> RECORDS FOR PROCESSING
####

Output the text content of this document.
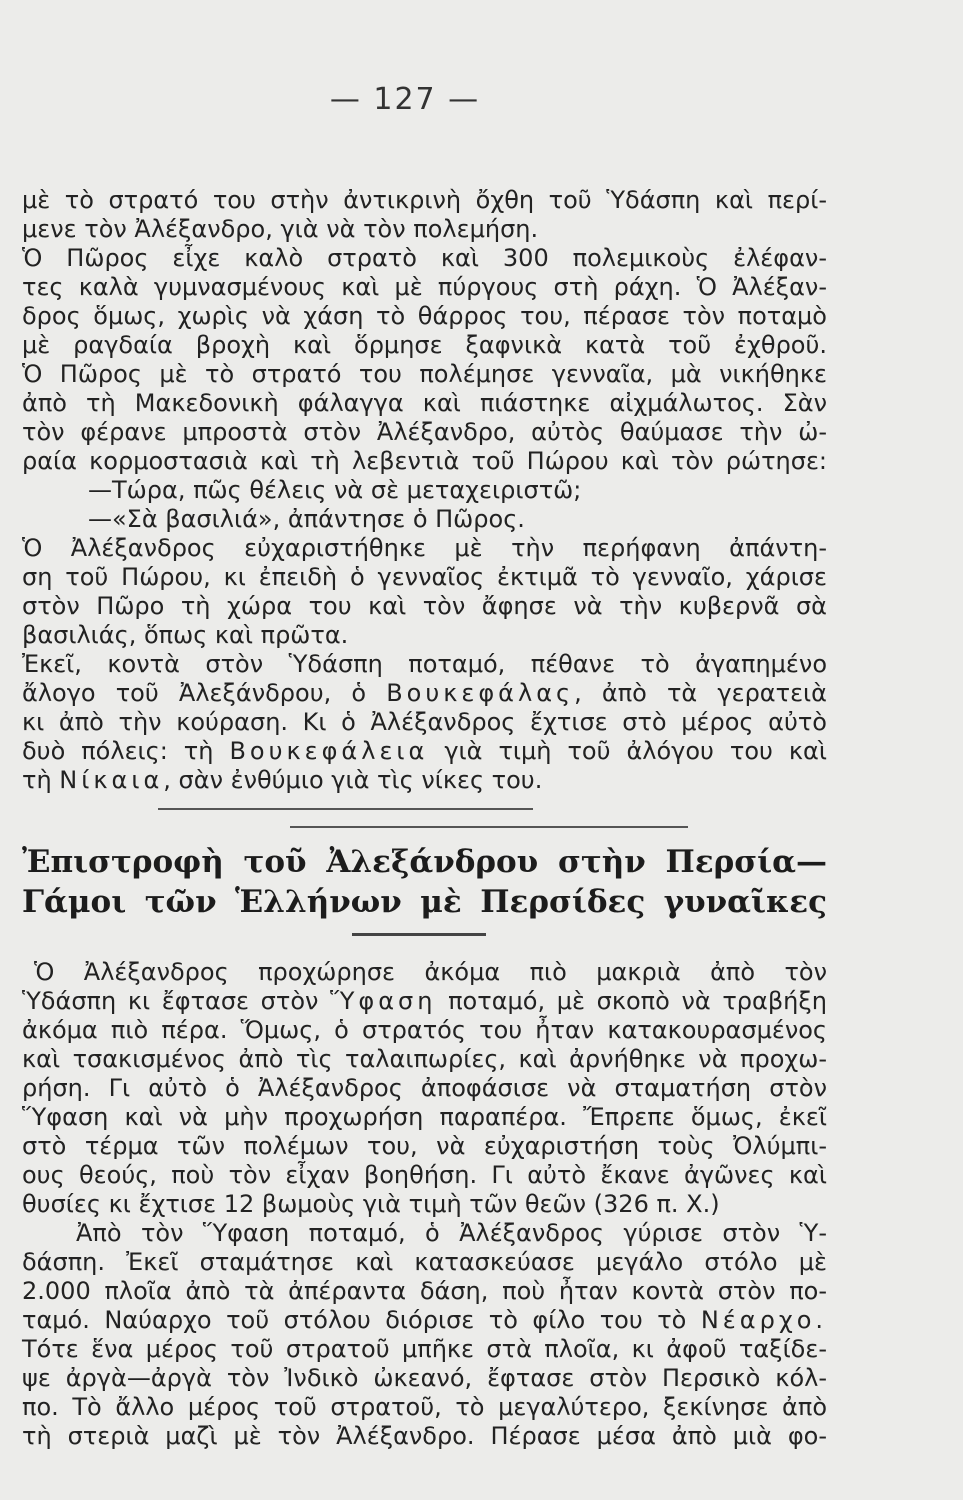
— 127 —
μὲ τὸ στρατό του στὴν ἀντικρινὴ ὄχθη τοῦ Ὑδάσπη καὶ περί-
μενε τὸν Ἀλέξανδρο, γιὰ νὰ τὸν πολεμήση.
Ὁ Πῶρος εἶχε καλὸ στρατὸ καὶ 300 πολεμικοὺς ἐλέφαν-
τες καλὰ γυμνασμένους καὶ μὲ πύργους στὴ ράχη. Ὁ Ἀλέξαν-
δρος ὅμως, χωρὶς νὰ χάση τὸ θάρρος του, πέρασε τὸν ποταμὸ
μὲ ραγδαία βροχὴ καὶ ὅρμησε ξαφνικὰ κατὰ τοῦ ἐχθροῦ.
Ὁ Πῶρος μὲ τὸ στρατό του πολέμησε γενναῖα, μὰ νικήθηκε
ἀπὸ τὴ Μακεδονικὴ φάλαγγα καὶ πιάστηκε αἰχμάλωτος. Σὰν
τὸν φέρανε μπροστὰ στὸν Ἀλέξανδρο, αὐτὸς θαύμασε τὴν ὠ-
ραία κορμοστασιὰ καὶ τὴ λεβεντιὰ τοῦ Πώρου καὶ τὸν ρώτησε:
—Τώρα, πῶς θέλεις νὰ σὲ μεταχειριστῶ;
—«Σὰ βασιλιά», ἀπάντησε ὁ Πῶρος.
Ὁ Ἀλέξανδρος εὐχαριστήθηκε μὲ τὴν περήφανη ἀπάντη-
ση τοῦ Πώρου, κι ἐπειδὴ ὁ γενναῖος ἐκτιμᾶ τὸ γενναῖο, χάρισε
στὸν Πῶρο τὴ χώρα του καὶ τὸν ἄφησε νὰ τὴν κυβερνᾶ σὰ
βασιλιάς, ὅπως καὶ πρῶτα.
Ἐκεῖ, κοντὰ στὸν Ὑδάσπη ποταμό, πέθανε τὸ ἀγαπημένο
ἄλογο τοῦ Ἀλεξάνδρου, ὁ Βουκεφάλας, ἀπὸ τὰ γερατειὰ
κι ἀπὸ τὴν κούραση. Κι ὁ Ἀλέξανδρος ἔχτισε στὸ μέρος αὐτὸ
δυὸ πόλεις: τὴ Βουκεφάλεια γιὰ τιμὴ τοῦ ἀλόγου του καὶ
τὴ Νίκαια, σὰν ἐνθύμιο γιὰ τὶς νίκες του.
Ἐπιστροφὴ τοῦ Ἀλεξάνδρου στὴν Περσία—
Γάμοι τῶν Ἑλλήνων μὲ Περσίδες γυναῖκες
Ὁ Ἀλέξανδρος προχώρησε ἀκόμα πιὸ μακριὰ ἀπὸ τὸν
Ὑδάσπη κι ἔφτασε στὸν Ὕφαση ποταμό, μὲ σκοπὸ νὰ τραβήξη
ἀκόμα πιὸ πέρα. Ὅμως, ὁ στρατός του ἦταν κατακουρασμένος
καὶ τσακισμένος ἀπὸ τὶς ταλαιπωρίες, καὶ ἀρνήθηκε νὰ προχω-
ρήση. Γι αὐτὸ ὁ Ἀλέξανδρος ἀποφάσισε νὰ σταματήση στὸν
Ὕφαση καὶ νὰ μὴν προχωρήση παραπέρα. Ἔπρεπε ὅμως, ἐκεῖ
στὸ τέρμα τῶν πολέμων του, νὰ εὐχαριστήση τοὺς Ὀλύμπι-
ους θεούς, ποὺ τὸν εἶχαν βοηθήση. Γι αὐτὸ ἔκανε ἀγῶνες καὶ
θυσίες κι ἔχτισε 12 βωμοὺς γιὰ τιμὴ τῶν θεῶν (326 π. Χ.)
Ἀπὸ τὸν Ὕφαση ποταμό, ὁ Ἀλέξανδρος γύρισε στὸν Ὑ-
δάσπη. Ἐκεῖ σταμάτησε καὶ κατασκεύασε μεγάλο στόλο μὲ
2.000 πλοῖα ἀπὸ τὰ ἀπέραντα δάση, ποὺ ἦταν κοντὰ στὸν πο-
ταμό. Ναύαρχο τοῦ στόλου διόρισε τὸ φίλο του τὸ Νέαρχο.
Τότε ἕνα μέρος τοῦ στρατοῦ μπῆκε στὰ πλοῖα, κι ἀφοῦ ταξίδε-
ψε ἀργὰ—ἀργὰ τὸν Ἰνδικὸ ὠκεανό, ἔφτασε στὸν Περσικὸ κόλ-
πο. Τὸ ἄλλο μέρος τοῦ στρατοῦ, τὸ μεγαλύτερο, ξεκίνησε ἀπὸ
τὴ στεριὰ μαζὶ μὲ τὸν Ἀλέξανδρο. Πέρασε μέσα ἀπὸ μιὰ φο-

####

Repeat the material above word for word, please, apart from its images.

Output the text content of this document.
— 127 —
μὲ τὸ στρατό του στὴν ἀντικρινὴ ὄχθη τοῦ Ὑδάσπη καὶ περί-
μενε τὸν Ἀλέξανδρο, γιὰ νὰ τὸν πολεμήση.
Ὁ Πῶρος εἶχε καλὸ στρατὸ καὶ 300 πολεμικοὺς ἐλέφαν-
τες καλὰ γυμνασμένους καὶ μὲ πύργους στὴ ράχη. Ὁ Ἀλέξαν-
δρος ὅμως, χωρὶς νὰ χάση τὸ θάρρος του, πέρασε τὸν ποταμὸ
μὲ ραγδαία βροχὴ καὶ ὅρμησε ξαφνικὰ κατὰ τοῦ ἐχθροῦ.
Ὁ Πῶρος μὲ τὸ στρατό του πολέμησε γενναῖα, μὰ νικήθηκε
ἀπὸ τὴ Μακεδονικὴ φάλαγγα καὶ πιάστηκε αἰχμάλωτος. Σὰν
τὸν φέρανε μπροστὰ στὸν Ἀλέξανδρο, αὐτὸς θαύμασε τὴν ὠ-
ραία κορμοστασιὰ καὶ τὴ λεβεντιὰ τοῦ Πώρου καὶ τὸν ρώτησε:
—Τώρα, πῶς θέλεις νὰ σὲ μεταχειριστῶ;
—«Σὰ βασιλιά», ἀπάντησε ὁ Πῶρος.
Ὁ Ἀλέξανδρος εὐχαριστήθηκε μὲ τὴν περήφανη ἀπάντη-
ση τοῦ Πώρου, κι ἐπειδὴ ὁ γενναῖος ἐκτιμᾶ τὸ γενναῖο, χάρισε
στὸν Πῶρο τὴ χώρα του καὶ τὸν ἄφησε νὰ τὴν κυβερνᾶ σὰ
βασιλιάς, ὅπως καὶ πρῶτα.
Ἐκεῖ, κοντὰ στὸν Ὑδάσπη ποταμό, πέθανε τὸ ἀγαπημένο
ἄλογο τοῦ Ἀλεξάνδρου, ὁ Βουκεφάλας, ἀπὸ τὰ γερατειὰ
κι ἀπὸ τὴν κούραση. Κι ὁ Ἀλέξανδρος ἔχτισε στὸ μέρος αὐτὸ
δυὸ πόλεις: τὴ Βουκεφάλεια γιὰ τιμὴ τοῦ ἀλόγου του καὶ
τὴ Νίκαια, σὰν ἐνθύμιο γιὰ τὶς νίκες του.
Ἐπιστροφὴ τοῦ Ἀλεξάνδρου στὴν Περσία—
Γάμοι τῶν Ἑλλήνων μὲ Περσίδες γυναῖκες
Ὁ Ἀλέξανδρος προχώρησε ἀκόμα πιὸ μακριὰ ἀπὸ τὸν
Ὑδάσπη κι ἔφτασε στὸν Ὕφαση ποταμό, μὲ σκοπὸ νὰ τραβήξη
ἀκόμα πιὸ πέρα. Ὅμως, ὁ στρατός του ἦταν κατακουρασμένος
καὶ τσακισμένος ἀπὸ τὶς ταλαιπωρίες, καὶ ἀρνήθηκε νὰ προχω-
ρήση. Γι αὐτὸ ὁ Ἀλέξανδρος ἀποφάσισε νὰ σταματήση στὸν
Ὕφαση καὶ νὰ μὴν προχωρήση παραπέρα. Ἔπρεπε ὅμως, ἐκεῖ
στὸ τέρμα τῶν πολέμων του, νὰ εὐχαριστήση τοὺς Ὀλύμπι-
ους θεούς, ποὺ τὸν εἶχαν βοηθήση. Γι αὐτὸ ἔκανε ἀγῶνες καὶ
θυσίες κι ἔχτισε 12 βωμοὺς γιὰ τιμὴ τῶν θεῶν (326 π. Χ.)
Ἀπὸ τὸν Ὕφαση ποταμό, ὁ Ἀλέξανδρος γύρισε στὸν Ὑ-
δάσπη. Ἐκεῖ σταμάτησε καὶ κατασκεύασε μεγάλο στόλο μὲ
2.000 πλοῖα ἀπὸ τὰ ἀπέραντα δάση, ποὺ ἦταν κοντὰ στὸν πο-
ταμό. Ναύαρχο τοῦ στόλου διόρισε τὸ φίλο του τὸ Νέαρχο.
Τότε ἕνα μέρος τοῦ στρατοῦ μπῆκε στὰ πλοῖα, κι ἀφοῦ ταξίδε-
ψε ἀργὰ—ἀργὰ τὸν Ἰνδικὸ ὠκεανό, ἔφτασε στὸν Περσικὸ κόλ-
πο. Τὸ ἄλλο μέρος τοῦ στρατοῦ, τὸ μεγαλύτερο, ξεκίνησε ἀπὸ
τὴ στεριὰ μαζὶ μὲ τὸν Ἀλέξανδρο. Πέρασε μέσα ἀπὸ μιὰ φο-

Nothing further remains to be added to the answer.